GOAL:
Turn every row below into a numbered list with one line per entry, leaving out any blank lines.

GIVEN RECORDS:

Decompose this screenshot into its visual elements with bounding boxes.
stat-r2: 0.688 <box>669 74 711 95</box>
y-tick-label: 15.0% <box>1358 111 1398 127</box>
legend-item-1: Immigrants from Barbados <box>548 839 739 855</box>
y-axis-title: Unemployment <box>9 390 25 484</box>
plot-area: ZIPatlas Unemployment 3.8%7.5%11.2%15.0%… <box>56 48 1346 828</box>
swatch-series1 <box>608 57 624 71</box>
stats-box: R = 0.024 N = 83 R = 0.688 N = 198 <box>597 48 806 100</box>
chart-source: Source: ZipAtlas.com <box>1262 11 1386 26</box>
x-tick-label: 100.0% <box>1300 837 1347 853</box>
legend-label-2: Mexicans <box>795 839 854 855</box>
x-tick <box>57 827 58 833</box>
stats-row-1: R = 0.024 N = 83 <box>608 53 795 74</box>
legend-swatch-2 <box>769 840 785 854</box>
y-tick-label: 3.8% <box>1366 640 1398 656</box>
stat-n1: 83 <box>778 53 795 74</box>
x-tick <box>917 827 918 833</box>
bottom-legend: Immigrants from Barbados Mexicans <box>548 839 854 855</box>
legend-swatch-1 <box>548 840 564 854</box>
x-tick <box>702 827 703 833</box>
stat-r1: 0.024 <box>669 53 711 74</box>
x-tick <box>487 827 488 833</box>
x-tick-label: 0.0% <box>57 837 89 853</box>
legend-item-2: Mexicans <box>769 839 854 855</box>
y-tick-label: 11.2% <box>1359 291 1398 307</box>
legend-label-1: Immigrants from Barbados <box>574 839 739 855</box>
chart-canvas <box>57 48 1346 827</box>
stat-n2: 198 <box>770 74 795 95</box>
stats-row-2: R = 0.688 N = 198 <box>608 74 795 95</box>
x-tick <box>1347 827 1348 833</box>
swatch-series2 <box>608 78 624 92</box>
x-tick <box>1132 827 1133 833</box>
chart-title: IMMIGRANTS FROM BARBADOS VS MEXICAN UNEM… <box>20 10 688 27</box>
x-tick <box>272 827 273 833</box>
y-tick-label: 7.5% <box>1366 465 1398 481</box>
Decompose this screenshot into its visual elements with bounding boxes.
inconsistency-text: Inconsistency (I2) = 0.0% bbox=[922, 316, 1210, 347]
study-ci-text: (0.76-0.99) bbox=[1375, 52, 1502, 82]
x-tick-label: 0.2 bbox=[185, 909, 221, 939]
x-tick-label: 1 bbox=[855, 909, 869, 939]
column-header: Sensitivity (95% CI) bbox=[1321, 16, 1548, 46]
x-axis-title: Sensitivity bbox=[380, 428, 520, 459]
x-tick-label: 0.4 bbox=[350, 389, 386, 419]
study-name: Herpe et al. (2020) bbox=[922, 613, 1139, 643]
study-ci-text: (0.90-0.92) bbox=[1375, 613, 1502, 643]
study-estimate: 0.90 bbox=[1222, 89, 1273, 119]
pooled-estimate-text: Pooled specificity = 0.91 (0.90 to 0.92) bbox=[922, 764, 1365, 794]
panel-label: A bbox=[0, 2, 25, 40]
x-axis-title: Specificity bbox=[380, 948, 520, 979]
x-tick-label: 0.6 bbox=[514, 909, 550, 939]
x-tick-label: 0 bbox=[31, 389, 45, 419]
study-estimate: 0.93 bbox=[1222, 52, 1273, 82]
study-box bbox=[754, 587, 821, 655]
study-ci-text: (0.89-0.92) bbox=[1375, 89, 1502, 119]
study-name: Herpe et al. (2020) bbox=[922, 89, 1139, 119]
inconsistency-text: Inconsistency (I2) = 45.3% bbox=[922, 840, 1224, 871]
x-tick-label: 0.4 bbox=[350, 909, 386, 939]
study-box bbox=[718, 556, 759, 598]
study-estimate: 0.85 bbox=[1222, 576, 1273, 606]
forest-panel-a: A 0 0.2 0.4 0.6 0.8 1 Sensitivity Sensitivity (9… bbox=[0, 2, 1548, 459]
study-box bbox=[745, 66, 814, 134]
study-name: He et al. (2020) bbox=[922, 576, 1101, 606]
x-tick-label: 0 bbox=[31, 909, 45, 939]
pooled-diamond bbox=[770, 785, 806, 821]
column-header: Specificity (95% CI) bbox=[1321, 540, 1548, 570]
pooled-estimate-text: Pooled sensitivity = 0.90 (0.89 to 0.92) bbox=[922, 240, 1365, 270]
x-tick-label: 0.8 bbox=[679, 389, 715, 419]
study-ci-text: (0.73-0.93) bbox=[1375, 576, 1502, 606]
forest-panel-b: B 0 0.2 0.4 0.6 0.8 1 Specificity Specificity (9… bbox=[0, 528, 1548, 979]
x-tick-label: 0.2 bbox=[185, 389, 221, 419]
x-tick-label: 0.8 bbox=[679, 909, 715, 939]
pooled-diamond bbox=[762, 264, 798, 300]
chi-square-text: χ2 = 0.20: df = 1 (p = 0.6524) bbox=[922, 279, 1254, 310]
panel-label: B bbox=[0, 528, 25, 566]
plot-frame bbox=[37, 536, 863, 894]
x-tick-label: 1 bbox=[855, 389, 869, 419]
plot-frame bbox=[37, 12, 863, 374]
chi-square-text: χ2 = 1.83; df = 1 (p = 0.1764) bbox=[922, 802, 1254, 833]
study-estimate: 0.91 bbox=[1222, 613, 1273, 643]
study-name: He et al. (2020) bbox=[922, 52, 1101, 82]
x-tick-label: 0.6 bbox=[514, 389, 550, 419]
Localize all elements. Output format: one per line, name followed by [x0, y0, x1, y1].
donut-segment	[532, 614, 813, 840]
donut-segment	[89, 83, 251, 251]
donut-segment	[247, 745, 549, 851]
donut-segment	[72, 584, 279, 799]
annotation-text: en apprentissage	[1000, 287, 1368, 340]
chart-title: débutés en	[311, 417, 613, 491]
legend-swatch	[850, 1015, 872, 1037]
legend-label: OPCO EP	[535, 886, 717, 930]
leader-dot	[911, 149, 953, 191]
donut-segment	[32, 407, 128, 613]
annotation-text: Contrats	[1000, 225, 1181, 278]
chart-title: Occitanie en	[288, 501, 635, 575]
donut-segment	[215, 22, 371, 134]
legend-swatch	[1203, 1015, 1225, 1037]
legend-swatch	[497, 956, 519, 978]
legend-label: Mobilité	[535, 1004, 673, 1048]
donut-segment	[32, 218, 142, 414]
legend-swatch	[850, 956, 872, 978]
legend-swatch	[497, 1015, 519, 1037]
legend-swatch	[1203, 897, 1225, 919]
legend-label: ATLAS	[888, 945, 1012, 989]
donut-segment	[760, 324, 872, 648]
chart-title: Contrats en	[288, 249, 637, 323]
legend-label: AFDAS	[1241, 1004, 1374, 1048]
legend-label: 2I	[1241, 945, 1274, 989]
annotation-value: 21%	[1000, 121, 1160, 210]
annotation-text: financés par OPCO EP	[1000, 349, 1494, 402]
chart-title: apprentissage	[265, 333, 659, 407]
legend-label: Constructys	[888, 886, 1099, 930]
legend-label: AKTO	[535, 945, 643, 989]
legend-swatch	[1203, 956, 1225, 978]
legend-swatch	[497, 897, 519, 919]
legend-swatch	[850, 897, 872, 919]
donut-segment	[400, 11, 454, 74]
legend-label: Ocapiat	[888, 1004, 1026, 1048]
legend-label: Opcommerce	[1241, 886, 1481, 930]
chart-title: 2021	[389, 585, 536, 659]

THE RESPONSE:
1. Decompose this screenshot into its visual elements with bounding boxes.
2. stat-r2: 0.688 <box>669 74 711 95</box>
3. y-tick-label: 15.0% <box>1358 111 1398 127</box>
4. legend-item-1: Immigrants from Barbados <box>548 839 739 855</box>
5. y-axis-title: Unemployment <box>9 390 25 484</box>
6. plot-area: ZIPatlas Unemployment 3.8%7.5%11.2%15.0%… <box>56 48 1346 828</box>
7. swatch-series1 <box>608 57 624 71</box>
8. stats-box: R = 0.024 N = 83 R = 0.688 N = 198 <box>597 48 806 100</box>
9. chart-source: Source: ZipAtlas.com <box>1262 11 1386 26</box>
10. x-tick-label: 100.0% <box>1300 837 1347 853</box>
11. legend-label-2: Mexicans <box>795 839 854 855</box>
12. x-tick <box>57 827 58 833</box>
13. stats-row-1: R = 0.024 N = 83 <box>608 53 795 74</box>
14. legend-swatch-2 <box>769 840 785 854</box>
15. y-tick-label: 3.8% <box>1366 640 1398 656</box>
16. stat-n1: 83 <box>778 53 795 74</box>
17. x-tick <box>917 827 918 833</box>
18. bottom-legend: Immigrants from Barbados Mexicans <box>548 839 854 855</box>
19. legend-swatch-1 <box>548 840 564 854</box>
20. x-tick <box>702 827 703 833</box>
21. stat-r1: 0.024 <box>669 53 711 74</box>
22. x-tick <box>487 827 488 833</box>
23. x-tick-label: 0.0% <box>57 837 89 853</box>
24. legend-item-2: Mexicans <box>769 839 854 855</box>
25. y-tick-label: 11.2% <box>1359 291 1398 307</box>
26. legend-label-1: Immigrants from Barbados <box>574 839 739 855</box>
27. chart-canvas <box>57 48 1346 827</box>
28. stat-n2: 198 <box>770 74 795 95</box>
29. stats-row-2: R = 0.688 N = 198 <box>608 74 795 95</box>
30. x-tick <box>1347 827 1348 833</box>
31. swatch-series2 <box>608 78 624 92</box>
32. x-tick <box>1132 827 1133 833</box>
33. chart-title: IMMIGRANTS FROM BARBADOS VS MEXICAN UNEM… <box>20 10 688 27</box>
34. x-tick <box>272 827 273 833</box>
35. y-tick-label: 7.5% <box>1366 465 1398 481</box>
36. Decompose this screenshot into its visual elements with bounding boxes.
37. inconsistency-text: Inconsistency (I2) = 0.0% bbox=[922, 316, 1210, 347]
38. study-ci-text: (0.76-0.99) bbox=[1375, 52, 1502, 82]
39. x-tick-label: 0.2 bbox=[185, 909, 221, 939]
40. x-tick-label: 1 bbox=[855, 909, 869, 939]
41. column-header: Sensitivity (95% CI) bbox=[1321, 16, 1548, 46]
42. x-axis-title: Sensitivity bbox=[380, 428, 520, 459]
43. x-tick-label: 0.4 bbox=[350, 389, 386, 419]
44. study-name: Herpe et al. (2020) bbox=[922, 613, 1139, 643]
45. study-ci-text: (0.90-0.92) bbox=[1375, 613, 1502, 643]
46. study-estimate: 0.90 bbox=[1222, 89, 1273, 119]
47. pooled-estimate-text: Pooled specificity = 0.91 (0.90 to 0.92) bbox=[922, 764, 1365, 794]
48. panel-label: A bbox=[0, 2, 25, 40]
49. x-axis-title: Specificity bbox=[380, 948, 520, 979]
50. x-tick-label: 0.6 bbox=[514, 909, 550, 939]
51. x-tick-label: 0 bbox=[31, 389, 45, 419]
52. study-estimate: 0.93 bbox=[1222, 52, 1273, 82]
53. study-box bbox=[754, 587, 821, 655]
54. study-ci-text: (0.89-0.92) bbox=[1375, 89, 1502, 119]
55. study-name: Herpe et al. (2020) bbox=[922, 89, 1139, 119]
56. inconsistency-text: Inconsistency (I2) = 45.3% bbox=[922, 840, 1224, 871]
57. x-tick-label: 0.4 bbox=[350, 909, 386, 939]
58. study-box bbox=[718, 556, 759, 598]
59. study-estimate: 0.85 bbox=[1222, 576, 1273, 606]
60. forest-panel-a: A 0 0.2 0.4 0.6 0.8 1 Sensitivity Sensitivity (9… bbox=[0, 2, 1548, 459]
61. study-box bbox=[745, 66, 814, 134]
62. study-name: He et al. (2020) bbox=[922, 576, 1101, 606]
63. x-tick-label: 0 bbox=[31, 909, 45, 939]
64. pooled-diamond bbox=[770, 785, 806, 821]
65. column-header: Specificity (95% CI) bbox=[1321, 540, 1548, 570]
66. pooled-estimate-text: Pooled sensitivity = 0.90 (0.89 to 0.92) bbox=[922, 240, 1365, 270]
67. x-tick-label: 0.8 bbox=[679, 389, 715, 419]
68. study-ci-text: (0.73-0.93) bbox=[1375, 576, 1502, 606]
69. forest-panel-b: B 0 0.2 0.4 0.6 0.8 1 Specificity Specificity (9… bbox=[0, 528, 1548, 979]
70. x-tick-label: 0.2 bbox=[185, 389, 221, 419]
71. x-tick-label: 0.8 bbox=[679, 909, 715, 939]
72. pooled-diamond bbox=[762, 264, 798, 300]
73. chi-square-text: χ2 = 0.20: df = 1 (p = 0.6524) bbox=[922, 279, 1254, 310]
74. panel-label: B bbox=[0, 528, 25, 566]
75. plot-frame bbox=[37, 536, 863, 894]
76. x-tick-label: 1 bbox=[855, 389, 869, 419]
77. plot-frame bbox=[37, 12, 863, 374]
78. chi-square-text: χ2 = 1.83; df = 1 (p = 0.1764) bbox=[922, 802, 1254, 833]
79. study-estimate: 0.91 bbox=[1222, 613, 1273, 643]
80. study-name: He et al. (2020) bbox=[922, 52, 1101, 82]
81. x-tick-label: 0.6 bbox=[514, 389, 550, 419]
82. Localize all elements. Output format: one per line, name followed by [x0, y0, x1, y1].
83. donut-segment	[532, 614, 813, 840]
84. donut-segment	[89, 83, 251, 251]
85. donut-segment	[247, 745, 549, 851]
86. donut-segment	[72, 584, 279, 799]
87. annotation-text: en apprentissage	[1000, 287, 1368, 340]
88. chart-title: débutés en	[311, 417, 613, 491]
89. legend-swatch	[850, 1015, 872, 1037]
90. legend-label: OPCO EP	[535, 886, 717, 930]
91. leader-dot	[911, 149, 953, 191]
92. donut-segment	[32, 407, 128, 613]
93. annotation-text: Contrats	[1000, 225, 1181, 278]
94. chart-title: Occitanie en	[288, 501, 635, 575]
95. donut-segment	[215, 22, 371, 134]
96. legend-swatch	[1203, 1015, 1225, 1037]
97. legend-swatch	[497, 956, 519, 978]
98. legend-label: Mobilité	[535, 1004, 673, 1048]
99. donut-segment	[32, 218, 142, 414]
100. legend-swatch	[850, 956, 872, 978]
101. legend-swatch	[497, 1015, 519, 1037]
102. legend-swatch	[1203, 897, 1225, 919]
103. legend-label: ATLAS	[888, 945, 1012, 989]
104. donut-segment	[760, 324, 872, 648]
105. chart-title: Contrats en	[288, 249, 637, 323]
106. legend-label: AFDAS	[1241, 1004, 1374, 1048]
107. legend-label: 2I	[1241, 945, 1274, 989]
108. annotation-value: 21%	[1000, 121, 1160, 210]
109. annotation-text: financés par OPCO EP	[1000, 349, 1494, 402]
110. chart-title: apprentissage	[265, 333, 659, 407]
111. legend-label: Constructys	[888, 886, 1099, 930]
112. legend-label: AKTO	[535, 945, 643, 989]
113. legend-swatch	[1203, 956, 1225, 978]
114. legend-swatch	[497, 897, 519, 919]
115. legend-swatch	[850, 897, 872, 919]
116. donut-segment	[400, 11, 454, 74]
117. legend-label: Ocapiat	[888, 1004, 1026, 1048]
118. legend-label: Opcommerce	[1241, 886, 1481, 930]
119. chart-title: 2021	[389, 585, 536, 659]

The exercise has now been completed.